§ **Required task**
Each line containing the word "wikipedia" must be reported.

§ **Record excerpts**
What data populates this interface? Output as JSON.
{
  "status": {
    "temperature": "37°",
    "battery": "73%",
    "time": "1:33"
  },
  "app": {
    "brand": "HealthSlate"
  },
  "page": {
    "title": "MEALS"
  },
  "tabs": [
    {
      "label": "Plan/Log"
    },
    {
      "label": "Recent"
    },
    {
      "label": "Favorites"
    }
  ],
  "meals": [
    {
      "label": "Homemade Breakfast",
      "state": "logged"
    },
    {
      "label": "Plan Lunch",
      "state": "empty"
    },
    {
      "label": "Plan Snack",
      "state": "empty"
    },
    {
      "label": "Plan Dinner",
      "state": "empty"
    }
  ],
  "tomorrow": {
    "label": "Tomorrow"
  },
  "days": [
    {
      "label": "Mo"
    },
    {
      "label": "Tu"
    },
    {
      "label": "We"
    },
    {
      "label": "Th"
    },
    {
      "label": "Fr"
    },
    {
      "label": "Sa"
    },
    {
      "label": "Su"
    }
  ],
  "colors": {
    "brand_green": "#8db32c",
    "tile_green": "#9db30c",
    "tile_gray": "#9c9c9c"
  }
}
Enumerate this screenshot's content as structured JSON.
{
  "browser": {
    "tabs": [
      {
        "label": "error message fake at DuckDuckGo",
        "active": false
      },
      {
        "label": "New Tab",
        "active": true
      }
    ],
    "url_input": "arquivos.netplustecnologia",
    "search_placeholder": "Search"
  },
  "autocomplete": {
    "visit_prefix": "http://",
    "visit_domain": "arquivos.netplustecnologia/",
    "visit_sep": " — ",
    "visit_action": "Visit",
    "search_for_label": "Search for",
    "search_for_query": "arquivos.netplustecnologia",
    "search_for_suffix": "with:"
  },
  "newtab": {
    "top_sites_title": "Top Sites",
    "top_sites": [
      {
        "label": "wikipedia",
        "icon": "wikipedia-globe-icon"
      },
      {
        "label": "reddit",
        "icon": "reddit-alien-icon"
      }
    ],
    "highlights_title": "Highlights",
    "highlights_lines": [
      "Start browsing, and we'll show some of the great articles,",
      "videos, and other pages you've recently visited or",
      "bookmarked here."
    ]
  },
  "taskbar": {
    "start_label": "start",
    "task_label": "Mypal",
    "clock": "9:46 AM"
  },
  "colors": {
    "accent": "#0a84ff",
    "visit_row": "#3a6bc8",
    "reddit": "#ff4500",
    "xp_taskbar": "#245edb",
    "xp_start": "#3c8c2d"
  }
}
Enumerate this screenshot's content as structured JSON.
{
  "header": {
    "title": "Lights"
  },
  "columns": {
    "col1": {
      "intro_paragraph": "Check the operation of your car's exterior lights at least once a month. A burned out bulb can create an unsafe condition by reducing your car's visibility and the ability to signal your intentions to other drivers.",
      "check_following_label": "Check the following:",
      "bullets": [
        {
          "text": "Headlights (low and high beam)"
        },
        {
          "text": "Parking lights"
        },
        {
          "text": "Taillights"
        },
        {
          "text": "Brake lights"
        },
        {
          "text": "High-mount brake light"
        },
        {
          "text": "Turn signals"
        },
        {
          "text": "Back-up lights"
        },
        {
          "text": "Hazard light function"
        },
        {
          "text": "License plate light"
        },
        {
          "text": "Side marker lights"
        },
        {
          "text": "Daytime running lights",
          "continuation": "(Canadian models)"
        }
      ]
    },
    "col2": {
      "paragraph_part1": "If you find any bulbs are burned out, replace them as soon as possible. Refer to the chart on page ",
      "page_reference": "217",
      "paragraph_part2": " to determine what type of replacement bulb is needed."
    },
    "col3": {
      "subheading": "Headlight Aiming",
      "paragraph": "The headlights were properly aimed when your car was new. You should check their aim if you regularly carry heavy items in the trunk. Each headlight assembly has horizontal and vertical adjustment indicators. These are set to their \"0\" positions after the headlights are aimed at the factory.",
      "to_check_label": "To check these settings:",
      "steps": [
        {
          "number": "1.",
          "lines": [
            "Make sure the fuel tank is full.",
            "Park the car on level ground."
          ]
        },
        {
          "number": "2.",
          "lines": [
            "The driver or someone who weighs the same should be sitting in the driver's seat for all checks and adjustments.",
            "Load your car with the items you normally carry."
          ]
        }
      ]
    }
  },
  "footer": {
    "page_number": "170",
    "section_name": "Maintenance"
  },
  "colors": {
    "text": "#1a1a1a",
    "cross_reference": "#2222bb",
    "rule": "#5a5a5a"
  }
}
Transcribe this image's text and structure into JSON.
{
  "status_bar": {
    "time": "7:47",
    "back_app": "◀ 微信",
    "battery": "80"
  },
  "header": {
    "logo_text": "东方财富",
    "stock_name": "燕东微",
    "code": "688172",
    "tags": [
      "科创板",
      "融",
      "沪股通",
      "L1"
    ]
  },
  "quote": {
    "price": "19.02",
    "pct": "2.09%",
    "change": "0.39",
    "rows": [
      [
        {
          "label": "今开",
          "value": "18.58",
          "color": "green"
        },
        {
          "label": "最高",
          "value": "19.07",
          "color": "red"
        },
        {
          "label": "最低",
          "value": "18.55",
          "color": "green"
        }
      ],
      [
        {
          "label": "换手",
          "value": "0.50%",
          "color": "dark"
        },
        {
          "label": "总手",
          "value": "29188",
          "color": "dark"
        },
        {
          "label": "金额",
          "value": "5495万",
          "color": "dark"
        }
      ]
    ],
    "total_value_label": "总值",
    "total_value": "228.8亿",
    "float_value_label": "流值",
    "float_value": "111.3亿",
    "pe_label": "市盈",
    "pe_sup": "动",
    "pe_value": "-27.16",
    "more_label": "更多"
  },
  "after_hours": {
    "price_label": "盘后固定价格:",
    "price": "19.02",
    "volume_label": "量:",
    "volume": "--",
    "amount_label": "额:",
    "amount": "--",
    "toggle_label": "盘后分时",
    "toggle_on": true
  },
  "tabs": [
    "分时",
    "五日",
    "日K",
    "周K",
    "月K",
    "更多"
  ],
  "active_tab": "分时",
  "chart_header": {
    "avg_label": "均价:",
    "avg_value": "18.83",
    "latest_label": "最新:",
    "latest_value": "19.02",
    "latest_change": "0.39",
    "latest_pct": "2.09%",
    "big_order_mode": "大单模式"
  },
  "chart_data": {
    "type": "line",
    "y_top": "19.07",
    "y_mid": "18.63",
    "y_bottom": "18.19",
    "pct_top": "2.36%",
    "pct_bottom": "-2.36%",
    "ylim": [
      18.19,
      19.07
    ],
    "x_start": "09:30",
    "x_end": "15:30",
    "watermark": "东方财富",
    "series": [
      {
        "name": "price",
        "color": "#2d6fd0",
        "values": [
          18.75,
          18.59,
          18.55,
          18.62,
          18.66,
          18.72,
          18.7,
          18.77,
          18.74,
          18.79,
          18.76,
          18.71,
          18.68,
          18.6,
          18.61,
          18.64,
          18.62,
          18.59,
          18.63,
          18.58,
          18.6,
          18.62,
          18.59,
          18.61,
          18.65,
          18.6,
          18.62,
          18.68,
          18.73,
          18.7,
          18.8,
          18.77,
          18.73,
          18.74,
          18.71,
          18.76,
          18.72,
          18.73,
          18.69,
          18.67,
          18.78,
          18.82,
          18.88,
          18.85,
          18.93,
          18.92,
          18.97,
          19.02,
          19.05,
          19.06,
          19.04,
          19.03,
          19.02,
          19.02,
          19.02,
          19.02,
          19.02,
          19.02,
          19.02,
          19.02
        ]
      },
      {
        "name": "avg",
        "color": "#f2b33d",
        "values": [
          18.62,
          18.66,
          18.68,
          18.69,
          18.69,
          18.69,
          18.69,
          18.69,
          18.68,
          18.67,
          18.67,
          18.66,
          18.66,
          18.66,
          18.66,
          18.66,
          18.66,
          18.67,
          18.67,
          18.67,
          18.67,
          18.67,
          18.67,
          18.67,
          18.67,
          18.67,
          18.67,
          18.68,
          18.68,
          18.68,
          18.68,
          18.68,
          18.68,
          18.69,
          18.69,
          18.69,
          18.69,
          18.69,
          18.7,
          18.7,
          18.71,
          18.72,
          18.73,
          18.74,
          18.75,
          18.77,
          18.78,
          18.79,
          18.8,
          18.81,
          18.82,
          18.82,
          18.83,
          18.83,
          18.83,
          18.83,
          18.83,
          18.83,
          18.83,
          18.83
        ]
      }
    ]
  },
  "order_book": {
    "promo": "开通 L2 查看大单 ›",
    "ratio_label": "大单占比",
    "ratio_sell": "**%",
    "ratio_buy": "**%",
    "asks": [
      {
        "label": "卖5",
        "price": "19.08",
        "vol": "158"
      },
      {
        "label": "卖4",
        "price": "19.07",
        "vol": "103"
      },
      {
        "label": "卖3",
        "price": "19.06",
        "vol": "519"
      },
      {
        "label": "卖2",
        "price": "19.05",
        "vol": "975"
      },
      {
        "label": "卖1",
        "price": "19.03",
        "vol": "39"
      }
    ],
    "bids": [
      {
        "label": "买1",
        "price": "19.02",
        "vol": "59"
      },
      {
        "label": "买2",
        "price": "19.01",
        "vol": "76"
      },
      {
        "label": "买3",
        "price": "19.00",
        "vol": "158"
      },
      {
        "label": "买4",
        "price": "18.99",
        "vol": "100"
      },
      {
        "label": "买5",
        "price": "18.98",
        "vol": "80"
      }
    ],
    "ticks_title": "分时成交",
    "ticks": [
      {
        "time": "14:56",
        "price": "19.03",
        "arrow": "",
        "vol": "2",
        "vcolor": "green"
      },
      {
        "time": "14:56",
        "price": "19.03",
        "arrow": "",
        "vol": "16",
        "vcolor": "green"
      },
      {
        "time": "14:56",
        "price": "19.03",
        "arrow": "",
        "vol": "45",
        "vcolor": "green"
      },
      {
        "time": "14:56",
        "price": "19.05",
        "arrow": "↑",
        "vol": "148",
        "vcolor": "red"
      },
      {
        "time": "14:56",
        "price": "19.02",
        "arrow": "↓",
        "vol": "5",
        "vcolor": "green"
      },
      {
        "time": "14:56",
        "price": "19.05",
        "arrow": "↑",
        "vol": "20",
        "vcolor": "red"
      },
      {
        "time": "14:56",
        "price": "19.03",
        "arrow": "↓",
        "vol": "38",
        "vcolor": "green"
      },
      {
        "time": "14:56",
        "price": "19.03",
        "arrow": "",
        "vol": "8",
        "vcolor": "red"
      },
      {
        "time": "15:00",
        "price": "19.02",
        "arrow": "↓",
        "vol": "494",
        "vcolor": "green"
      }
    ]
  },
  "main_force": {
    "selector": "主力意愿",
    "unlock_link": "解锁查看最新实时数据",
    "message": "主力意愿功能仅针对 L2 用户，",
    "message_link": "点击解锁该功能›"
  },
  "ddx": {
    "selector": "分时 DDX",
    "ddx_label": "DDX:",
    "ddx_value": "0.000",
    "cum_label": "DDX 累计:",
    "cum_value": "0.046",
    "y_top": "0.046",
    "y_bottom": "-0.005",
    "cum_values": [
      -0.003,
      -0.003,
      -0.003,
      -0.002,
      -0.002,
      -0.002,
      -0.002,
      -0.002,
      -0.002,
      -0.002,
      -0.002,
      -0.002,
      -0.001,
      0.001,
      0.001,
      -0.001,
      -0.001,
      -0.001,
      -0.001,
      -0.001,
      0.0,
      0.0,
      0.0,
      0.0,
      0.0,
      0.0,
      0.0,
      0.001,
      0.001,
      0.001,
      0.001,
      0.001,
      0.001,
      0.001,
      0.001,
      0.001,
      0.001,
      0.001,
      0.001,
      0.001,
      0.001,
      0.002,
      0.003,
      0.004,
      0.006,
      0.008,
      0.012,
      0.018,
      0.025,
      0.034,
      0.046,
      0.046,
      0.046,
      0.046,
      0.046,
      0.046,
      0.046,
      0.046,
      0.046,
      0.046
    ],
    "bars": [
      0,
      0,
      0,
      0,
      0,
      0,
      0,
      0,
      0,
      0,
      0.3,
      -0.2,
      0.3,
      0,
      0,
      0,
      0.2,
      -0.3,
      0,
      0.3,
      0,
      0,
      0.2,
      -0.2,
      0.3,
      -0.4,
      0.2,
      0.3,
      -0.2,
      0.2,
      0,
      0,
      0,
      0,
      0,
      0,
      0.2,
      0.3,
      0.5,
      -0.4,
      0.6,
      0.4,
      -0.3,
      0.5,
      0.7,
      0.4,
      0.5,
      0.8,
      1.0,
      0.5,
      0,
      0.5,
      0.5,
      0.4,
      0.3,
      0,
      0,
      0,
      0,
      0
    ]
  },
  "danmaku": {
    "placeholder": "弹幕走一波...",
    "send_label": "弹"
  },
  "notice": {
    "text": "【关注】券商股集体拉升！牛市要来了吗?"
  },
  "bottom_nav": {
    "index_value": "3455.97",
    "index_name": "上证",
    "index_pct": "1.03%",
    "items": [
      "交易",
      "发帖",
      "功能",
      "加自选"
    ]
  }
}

§ **Result**
        "label": "wikipedia",
        "icon": "wikipedia-globe-icon"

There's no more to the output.